---- THE INPUT

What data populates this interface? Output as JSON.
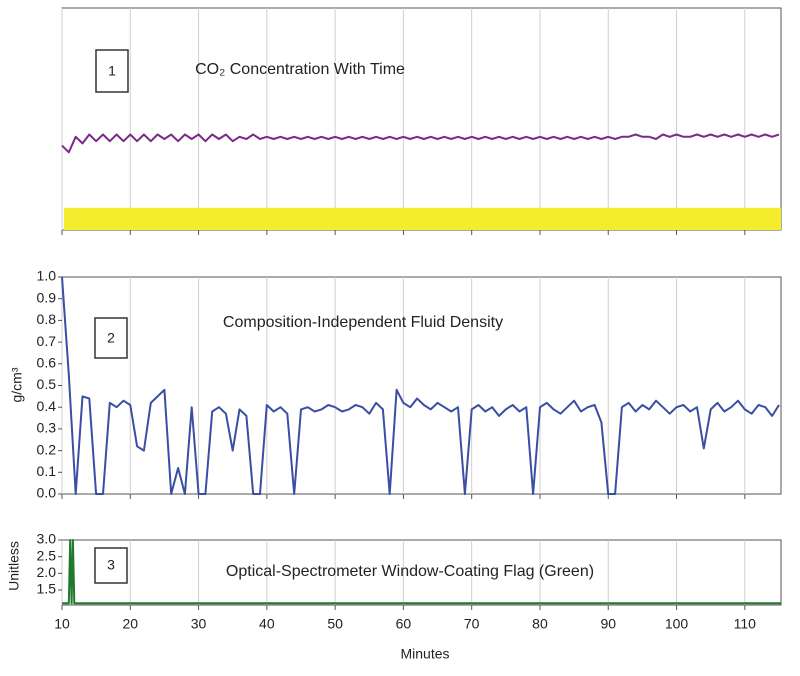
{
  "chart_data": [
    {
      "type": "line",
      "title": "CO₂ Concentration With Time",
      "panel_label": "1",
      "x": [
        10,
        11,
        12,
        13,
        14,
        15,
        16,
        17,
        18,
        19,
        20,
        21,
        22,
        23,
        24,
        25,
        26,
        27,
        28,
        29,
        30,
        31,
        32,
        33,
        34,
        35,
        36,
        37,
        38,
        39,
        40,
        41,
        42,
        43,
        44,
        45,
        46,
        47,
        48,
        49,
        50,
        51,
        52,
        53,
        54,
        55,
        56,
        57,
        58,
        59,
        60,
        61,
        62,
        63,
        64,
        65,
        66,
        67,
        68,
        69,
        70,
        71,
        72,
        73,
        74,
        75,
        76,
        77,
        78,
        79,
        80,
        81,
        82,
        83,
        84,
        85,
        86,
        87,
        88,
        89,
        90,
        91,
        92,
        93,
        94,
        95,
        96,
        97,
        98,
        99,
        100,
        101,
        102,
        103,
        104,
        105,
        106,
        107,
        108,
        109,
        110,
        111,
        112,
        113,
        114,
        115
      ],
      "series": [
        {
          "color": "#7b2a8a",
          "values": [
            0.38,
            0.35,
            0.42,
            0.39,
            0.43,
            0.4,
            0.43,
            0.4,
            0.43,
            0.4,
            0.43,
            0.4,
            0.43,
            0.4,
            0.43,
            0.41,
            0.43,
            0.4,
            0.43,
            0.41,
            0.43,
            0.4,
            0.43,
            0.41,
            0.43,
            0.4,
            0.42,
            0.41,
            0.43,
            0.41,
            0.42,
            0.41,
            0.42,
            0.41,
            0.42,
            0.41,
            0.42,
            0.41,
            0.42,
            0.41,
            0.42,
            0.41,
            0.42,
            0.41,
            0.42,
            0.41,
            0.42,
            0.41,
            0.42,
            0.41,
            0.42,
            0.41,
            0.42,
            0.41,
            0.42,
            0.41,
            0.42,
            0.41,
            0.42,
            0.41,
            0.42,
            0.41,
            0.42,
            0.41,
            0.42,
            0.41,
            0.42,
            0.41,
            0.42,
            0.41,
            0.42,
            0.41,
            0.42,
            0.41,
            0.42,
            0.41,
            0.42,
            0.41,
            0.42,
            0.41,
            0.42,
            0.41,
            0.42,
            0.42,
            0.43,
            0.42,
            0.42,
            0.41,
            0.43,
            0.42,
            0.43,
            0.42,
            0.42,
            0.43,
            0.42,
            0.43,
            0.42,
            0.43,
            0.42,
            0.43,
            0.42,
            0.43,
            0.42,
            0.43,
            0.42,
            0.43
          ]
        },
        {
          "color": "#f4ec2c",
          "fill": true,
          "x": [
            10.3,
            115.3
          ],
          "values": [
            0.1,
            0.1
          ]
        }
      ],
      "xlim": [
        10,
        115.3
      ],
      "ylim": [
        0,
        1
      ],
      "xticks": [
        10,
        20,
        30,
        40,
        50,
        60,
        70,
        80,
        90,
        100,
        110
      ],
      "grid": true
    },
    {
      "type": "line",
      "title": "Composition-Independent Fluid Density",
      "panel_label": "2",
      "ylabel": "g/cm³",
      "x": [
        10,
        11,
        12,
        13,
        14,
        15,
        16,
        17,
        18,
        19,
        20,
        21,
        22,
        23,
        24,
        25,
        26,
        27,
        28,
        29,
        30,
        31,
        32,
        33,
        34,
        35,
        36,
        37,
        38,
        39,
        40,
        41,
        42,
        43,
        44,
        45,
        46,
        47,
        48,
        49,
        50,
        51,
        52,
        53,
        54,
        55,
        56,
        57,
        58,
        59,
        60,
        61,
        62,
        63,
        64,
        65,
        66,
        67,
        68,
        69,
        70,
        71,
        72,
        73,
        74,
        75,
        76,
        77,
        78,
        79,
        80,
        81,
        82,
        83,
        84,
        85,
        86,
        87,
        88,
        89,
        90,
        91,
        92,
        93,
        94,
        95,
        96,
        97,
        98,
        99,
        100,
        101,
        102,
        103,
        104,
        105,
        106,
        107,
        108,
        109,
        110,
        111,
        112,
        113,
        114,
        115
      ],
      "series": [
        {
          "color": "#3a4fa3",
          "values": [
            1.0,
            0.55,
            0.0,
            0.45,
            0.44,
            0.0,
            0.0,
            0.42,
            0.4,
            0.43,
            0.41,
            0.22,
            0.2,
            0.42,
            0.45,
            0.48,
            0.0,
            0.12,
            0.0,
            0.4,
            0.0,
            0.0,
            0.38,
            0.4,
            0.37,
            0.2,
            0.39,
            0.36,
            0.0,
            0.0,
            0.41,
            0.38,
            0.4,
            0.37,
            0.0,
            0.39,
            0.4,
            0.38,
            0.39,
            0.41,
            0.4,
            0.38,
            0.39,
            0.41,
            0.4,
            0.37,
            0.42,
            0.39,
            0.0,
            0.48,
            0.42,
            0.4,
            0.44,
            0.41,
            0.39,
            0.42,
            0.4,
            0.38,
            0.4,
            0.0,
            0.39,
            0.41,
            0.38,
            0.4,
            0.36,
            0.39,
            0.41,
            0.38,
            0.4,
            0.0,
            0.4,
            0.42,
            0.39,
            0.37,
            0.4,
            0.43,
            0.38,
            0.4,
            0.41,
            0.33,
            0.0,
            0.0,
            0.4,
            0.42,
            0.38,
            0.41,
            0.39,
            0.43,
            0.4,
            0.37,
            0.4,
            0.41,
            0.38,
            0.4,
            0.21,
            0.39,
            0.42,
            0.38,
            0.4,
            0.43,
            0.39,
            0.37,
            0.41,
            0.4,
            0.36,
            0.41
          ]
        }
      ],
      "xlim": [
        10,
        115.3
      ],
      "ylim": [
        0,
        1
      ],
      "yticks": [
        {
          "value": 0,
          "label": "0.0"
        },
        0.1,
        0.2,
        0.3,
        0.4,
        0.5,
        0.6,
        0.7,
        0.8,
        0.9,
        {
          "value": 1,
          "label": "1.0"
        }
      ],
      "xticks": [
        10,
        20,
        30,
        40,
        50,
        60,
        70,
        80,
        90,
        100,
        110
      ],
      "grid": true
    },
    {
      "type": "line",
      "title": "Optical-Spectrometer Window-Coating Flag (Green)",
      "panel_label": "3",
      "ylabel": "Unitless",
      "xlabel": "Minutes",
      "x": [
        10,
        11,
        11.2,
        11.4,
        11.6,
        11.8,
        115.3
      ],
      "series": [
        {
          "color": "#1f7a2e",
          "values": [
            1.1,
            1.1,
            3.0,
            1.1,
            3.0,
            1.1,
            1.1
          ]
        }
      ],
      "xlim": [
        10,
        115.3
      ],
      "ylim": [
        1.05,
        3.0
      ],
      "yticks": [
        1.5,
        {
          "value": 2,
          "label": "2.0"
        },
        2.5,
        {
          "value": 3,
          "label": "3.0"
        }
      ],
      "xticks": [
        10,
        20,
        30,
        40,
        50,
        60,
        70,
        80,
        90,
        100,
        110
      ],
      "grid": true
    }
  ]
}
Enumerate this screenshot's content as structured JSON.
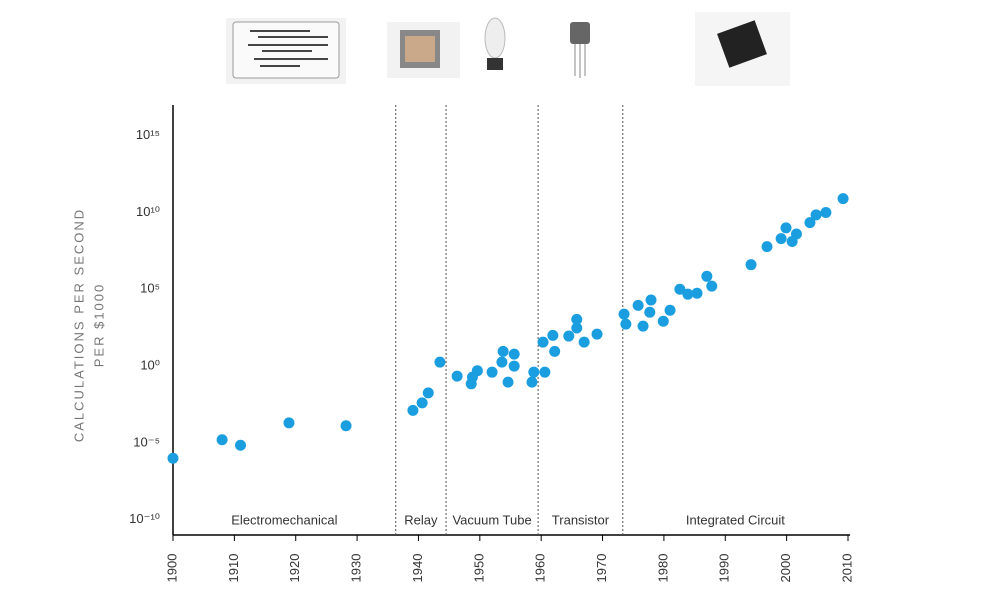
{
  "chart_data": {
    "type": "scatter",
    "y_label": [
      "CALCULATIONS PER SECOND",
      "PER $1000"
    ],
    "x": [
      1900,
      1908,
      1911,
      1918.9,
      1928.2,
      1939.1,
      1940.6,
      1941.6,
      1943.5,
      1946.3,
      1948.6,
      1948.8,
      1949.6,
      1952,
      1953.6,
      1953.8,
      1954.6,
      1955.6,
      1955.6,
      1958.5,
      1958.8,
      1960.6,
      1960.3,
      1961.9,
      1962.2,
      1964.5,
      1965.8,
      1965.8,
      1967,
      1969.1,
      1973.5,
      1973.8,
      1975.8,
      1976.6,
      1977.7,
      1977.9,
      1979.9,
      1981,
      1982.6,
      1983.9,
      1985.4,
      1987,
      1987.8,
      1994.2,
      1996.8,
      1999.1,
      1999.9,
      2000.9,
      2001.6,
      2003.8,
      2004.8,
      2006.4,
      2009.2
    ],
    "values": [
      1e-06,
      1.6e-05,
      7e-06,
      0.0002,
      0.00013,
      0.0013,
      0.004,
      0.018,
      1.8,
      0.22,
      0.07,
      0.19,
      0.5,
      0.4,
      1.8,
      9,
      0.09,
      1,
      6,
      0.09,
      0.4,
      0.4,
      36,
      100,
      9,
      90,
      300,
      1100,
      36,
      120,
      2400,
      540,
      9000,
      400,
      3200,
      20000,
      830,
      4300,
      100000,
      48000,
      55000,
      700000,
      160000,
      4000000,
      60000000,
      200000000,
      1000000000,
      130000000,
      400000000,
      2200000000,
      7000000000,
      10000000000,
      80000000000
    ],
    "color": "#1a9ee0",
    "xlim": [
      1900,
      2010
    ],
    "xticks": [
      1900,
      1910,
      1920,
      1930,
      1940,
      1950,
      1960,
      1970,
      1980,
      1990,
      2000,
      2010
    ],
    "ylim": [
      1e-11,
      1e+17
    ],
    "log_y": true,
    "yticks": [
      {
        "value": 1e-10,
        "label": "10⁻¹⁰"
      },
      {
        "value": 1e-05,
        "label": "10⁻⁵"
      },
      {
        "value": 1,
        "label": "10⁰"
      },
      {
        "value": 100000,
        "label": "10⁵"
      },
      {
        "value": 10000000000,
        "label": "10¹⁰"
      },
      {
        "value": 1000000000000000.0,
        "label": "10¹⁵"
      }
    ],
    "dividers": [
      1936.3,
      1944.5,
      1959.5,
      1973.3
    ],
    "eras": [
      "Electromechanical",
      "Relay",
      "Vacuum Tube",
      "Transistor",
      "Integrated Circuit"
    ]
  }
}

--------
---- THE INPUT

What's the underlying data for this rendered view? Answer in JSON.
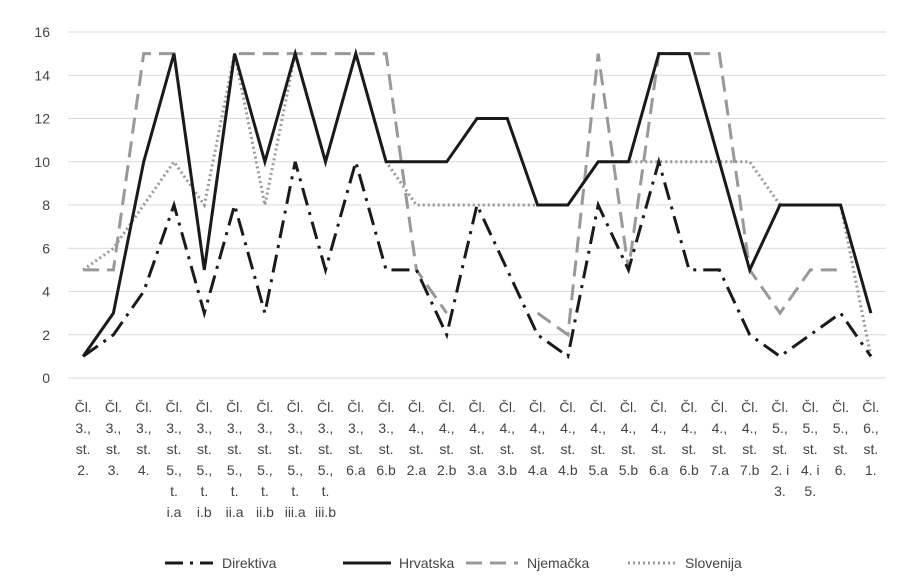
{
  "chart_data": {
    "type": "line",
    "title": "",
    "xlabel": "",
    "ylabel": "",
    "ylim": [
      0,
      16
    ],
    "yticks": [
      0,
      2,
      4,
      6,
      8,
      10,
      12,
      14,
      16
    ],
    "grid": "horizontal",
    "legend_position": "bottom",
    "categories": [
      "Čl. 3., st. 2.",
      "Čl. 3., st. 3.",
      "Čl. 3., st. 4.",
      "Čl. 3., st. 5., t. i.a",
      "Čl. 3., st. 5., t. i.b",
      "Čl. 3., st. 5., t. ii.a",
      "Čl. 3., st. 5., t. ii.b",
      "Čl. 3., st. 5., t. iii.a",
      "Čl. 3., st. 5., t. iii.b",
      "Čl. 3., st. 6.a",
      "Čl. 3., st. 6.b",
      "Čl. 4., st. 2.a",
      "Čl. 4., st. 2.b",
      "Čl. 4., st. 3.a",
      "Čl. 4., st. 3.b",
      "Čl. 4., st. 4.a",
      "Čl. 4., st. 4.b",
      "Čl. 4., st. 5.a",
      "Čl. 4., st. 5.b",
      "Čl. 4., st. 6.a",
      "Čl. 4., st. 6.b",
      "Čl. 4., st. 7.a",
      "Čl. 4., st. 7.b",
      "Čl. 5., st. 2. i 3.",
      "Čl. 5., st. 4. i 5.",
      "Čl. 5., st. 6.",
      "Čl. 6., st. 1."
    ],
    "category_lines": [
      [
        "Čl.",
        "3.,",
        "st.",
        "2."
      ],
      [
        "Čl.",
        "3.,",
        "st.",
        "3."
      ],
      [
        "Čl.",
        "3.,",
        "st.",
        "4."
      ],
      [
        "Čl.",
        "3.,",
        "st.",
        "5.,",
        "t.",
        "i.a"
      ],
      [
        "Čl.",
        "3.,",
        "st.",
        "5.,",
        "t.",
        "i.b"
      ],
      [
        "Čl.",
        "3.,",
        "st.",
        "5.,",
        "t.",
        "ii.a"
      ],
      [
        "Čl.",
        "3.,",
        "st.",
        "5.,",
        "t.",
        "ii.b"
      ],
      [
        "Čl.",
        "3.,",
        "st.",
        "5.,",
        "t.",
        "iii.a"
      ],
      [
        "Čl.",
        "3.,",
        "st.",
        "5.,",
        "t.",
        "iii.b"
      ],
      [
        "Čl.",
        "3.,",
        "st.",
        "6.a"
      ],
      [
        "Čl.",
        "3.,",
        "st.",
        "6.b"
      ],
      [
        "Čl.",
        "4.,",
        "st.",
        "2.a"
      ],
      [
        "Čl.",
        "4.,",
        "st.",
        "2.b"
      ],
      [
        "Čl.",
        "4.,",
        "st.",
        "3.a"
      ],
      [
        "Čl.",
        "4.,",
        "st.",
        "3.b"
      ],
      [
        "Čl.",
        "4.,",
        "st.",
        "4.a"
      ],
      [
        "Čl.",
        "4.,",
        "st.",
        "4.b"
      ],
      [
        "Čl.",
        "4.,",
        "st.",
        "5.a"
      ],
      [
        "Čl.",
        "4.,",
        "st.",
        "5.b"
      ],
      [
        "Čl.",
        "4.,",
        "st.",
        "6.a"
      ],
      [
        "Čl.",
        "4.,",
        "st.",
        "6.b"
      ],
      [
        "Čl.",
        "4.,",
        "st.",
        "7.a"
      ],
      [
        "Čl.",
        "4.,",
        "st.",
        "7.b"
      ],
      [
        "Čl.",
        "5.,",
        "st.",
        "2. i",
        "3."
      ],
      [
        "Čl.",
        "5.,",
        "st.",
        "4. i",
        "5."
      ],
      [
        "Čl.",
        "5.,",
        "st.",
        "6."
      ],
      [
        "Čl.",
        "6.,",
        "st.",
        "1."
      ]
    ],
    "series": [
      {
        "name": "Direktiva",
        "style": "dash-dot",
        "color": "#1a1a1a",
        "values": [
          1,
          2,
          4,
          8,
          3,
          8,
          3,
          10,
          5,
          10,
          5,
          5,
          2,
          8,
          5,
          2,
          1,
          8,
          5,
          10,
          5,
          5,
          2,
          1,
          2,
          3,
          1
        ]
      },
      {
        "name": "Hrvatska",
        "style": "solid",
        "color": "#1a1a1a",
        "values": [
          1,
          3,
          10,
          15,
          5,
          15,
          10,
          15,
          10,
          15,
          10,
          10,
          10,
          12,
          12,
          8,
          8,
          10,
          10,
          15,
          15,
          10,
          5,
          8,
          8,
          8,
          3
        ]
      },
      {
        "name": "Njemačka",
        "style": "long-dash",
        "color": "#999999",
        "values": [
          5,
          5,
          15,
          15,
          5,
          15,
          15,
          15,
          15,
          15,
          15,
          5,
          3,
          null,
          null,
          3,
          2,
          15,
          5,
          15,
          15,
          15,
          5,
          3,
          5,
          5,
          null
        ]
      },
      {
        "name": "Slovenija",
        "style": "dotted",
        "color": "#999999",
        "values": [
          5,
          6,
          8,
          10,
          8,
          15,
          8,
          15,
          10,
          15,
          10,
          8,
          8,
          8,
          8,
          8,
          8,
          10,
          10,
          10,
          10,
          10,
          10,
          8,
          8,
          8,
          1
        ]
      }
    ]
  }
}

--------

## EXERCISE GOAL
Copy each line of the listing that includes "JSON".

## ANSWER TO THE TASK
What data populates this interface? Output as JSON.
Enumerate this screenshot's content as structured JSON.
What's the underlying data for this rendered view? Answer in JSON.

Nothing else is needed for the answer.